SUPPLIED ENTRIES ->
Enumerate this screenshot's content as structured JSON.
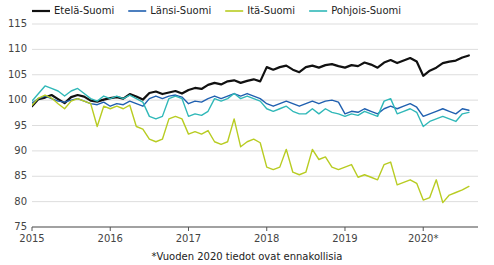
{
  "chart_data": {
    "type": "line",
    "footnote": "*Vuoden 2020 tiedot ovat ennakollisia",
    "x": [
      2015,
      2015.0833,
      2015.1667,
      2015.25,
      2015.3333,
      2015.4167,
      2015.5,
      2015.5833,
      2015.6667,
      2015.75,
      2015.8333,
      2015.9167,
      2016,
      2016.0833,
      2016.1667,
      2016.25,
      2016.3333,
      2016.4167,
      2016.5,
      2016.5833,
      2016.6667,
      2016.75,
      2016.8333,
      2016.9167,
      2017,
      2017.0833,
      2017.1667,
      2017.25,
      2017.3333,
      2017.4167,
      2017.5,
      2017.5833,
      2017.6667,
      2017.75,
      2017.8333,
      2017.9167,
      2018,
      2018.0833,
      2018.1667,
      2018.25,
      2018.3333,
      2018.4167,
      2018.5,
      2018.5833,
      2018.6667,
      2018.75,
      2018.8333,
      2018.9167,
      2019,
      2019.0833,
      2019.1667,
      2019.25,
      2019.3333,
      2019.4167,
      2019.5,
      2019.5833,
      2019.6667,
      2019.75,
      2019.8333,
      2019.9167,
      2020,
      2020.0833,
      2020.1667,
      2020.25,
      2020.3333,
      2020.4167,
      2020.5,
      2020.5833
    ],
    "xlim": [
      2015.0,
      2020.7
    ],
    "xticks": [
      2015,
      2016,
      2017,
      2018,
      2019,
      {
        "value": 2020,
        "label": "2020*"
      }
    ],
    "ylim": [
      75,
      115
    ],
    "yticks": [
      75,
      80,
      85,
      90,
      95,
      100,
      105,
      110,
      115
    ],
    "grid": true,
    "legend": "top-left",
    "series": [
      {
        "name": "Etelä-Suomi",
        "color": "#111111",
        "values": [
          98.8,
          100.2,
          100.5,
          101.0,
          100.2,
          99.4,
          100.6,
          101.0,
          100.7,
          99.9,
          99.7,
          100.1,
          100.4,
          100.6,
          100.3,
          101.2,
          100.7,
          100.1,
          101.4,
          101.7,
          101.2,
          101.5,
          101.8,
          101.3,
          102.0,
          102.4,
          102.2,
          103.0,
          103.4,
          103.1,
          103.7,
          103.9,
          103.4,
          103.8,
          104.1,
          103.7,
          106.5,
          106.0,
          106.5,
          106.8,
          106.0,
          105.5,
          106.5,
          106.8,
          106.4,
          106.9,
          107.1,
          106.7,
          106.4,
          106.9,
          106.7,
          107.4,
          107.0,
          106.4,
          107.4,
          107.9,
          107.3,
          107.8,
          108.3,
          107.6,
          104.8,
          105.8,
          106.4,
          107.3,
          107.6,
          107.8,
          108.4,
          108.8
        ]
      },
      {
        "name": "Länsi-Suomi",
        "color": "#2060b0",
        "values": [
          99.4,
          100.3,
          100.8,
          100.3,
          99.8,
          99.6,
          100.0,
          100.3,
          99.8,
          99.3,
          99.1,
          99.6,
          98.8,
          99.3,
          99.1,
          99.8,
          99.3,
          98.8,
          100.3,
          100.8,
          100.3,
          100.8,
          101.0,
          100.6,
          99.3,
          99.8,
          99.6,
          100.3,
          100.8,
          100.3,
          100.8,
          101.3,
          100.8,
          101.3,
          100.8,
          100.3,
          99.3,
          98.8,
          99.3,
          99.8,
          99.3,
          98.8,
          99.3,
          99.8,
          99.3,
          99.8,
          100.0,
          99.6,
          97.3,
          97.8,
          97.6,
          98.3,
          97.8,
          97.3,
          98.3,
          98.8,
          98.3,
          98.8,
          99.3,
          98.6,
          96.8,
          97.3,
          97.8,
          98.3,
          97.8,
          97.3,
          98.3,
          98.0
        ]
      },
      {
        "name": "Itä-Suomi",
        "color": "#b8cc22",
        "values": [
          99.0,
          100.4,
          101.0,
          100.4,
          99.3,
          98.3,
          99.8,
          100.3,
          99.8,
          99.3,
          94.8,
          98.8,
          98.3,
          98.8,
          98.3,
          99.0,
          94.8,
          94.3,
          92.3,
          91.8,
          92.3,
          96.3,
          96.8,
          96.3,
          93.3,
          93.8,
          93.3,
          94.0,
          91.8,
          91.3,
          91.8,
          96.3,
          90.8,
          91.8,
          92.3,
          91.6,
          86.8,
          86.3,
          86.8,
          90.3,
          85.8,
          85.3,
          85.8,
          90.3,
          88.3,
          88.8,
          86.8,
          86.3,
          86.8,
          87.3,
          84.8,
          85.3,
          84.8,
          84.3,
          87.3,
          87.8,
          83.3,
          83.8,
          84.3,
          83.6,
          80.3,
          80.8,
          84.3,
          79.8,
          81.3,
          81.8,
          82.3,
          83.0
        ]
      },
      {
        "name": "Pohjois-Suomi",
        "color": "#30b8b8",
        "values": [
          99.8,
          101.3,
          102.8,
          102.3,
          101.8,
          100.8,
          101.8,
          102.3,
          101.3,
          100.3,
          99.8,
          100.8,
          100.3,
          100.8,
          100.3,
          101.0,
          100.3,
          99.6,
          96.8,
          96.3,
          96.8,
          100.3,
          100.8,
          100.3,
          96.8,
          97.3,
          97.0,
          97.8,
          100.3,
          99.8,
          100.3,
          101.3,
          100.3,
          100.8,
          100.3,
          99.8,
          98.3,
          97.8,
          98.3,
          98.8,
          97.8,
          97.3,
          97.3,
          98.3,
          97.3,
          98.3,
          97.6,
          97.3,
          96.8,
          97.3,
          97.0,
          97.8,
          97.3,
          96.8,
          99.8,
          100.3,
          97.3,
          97.8,
          98.3,
          97.6,
          94.8,
          95.8,
          96.3,
          96.8,
          96.3,
          95.8,
          97.3,
          97.6
        ]
      }
    ]
  }
}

YOUR GOAL -> Filter the entries above down to the lines containing the word "color".

FULL OUTPUT ->
        "color": "#111111",
        "color": "#2060b0",
        "color": "#b8cc22",
        "color": "#30b8b8",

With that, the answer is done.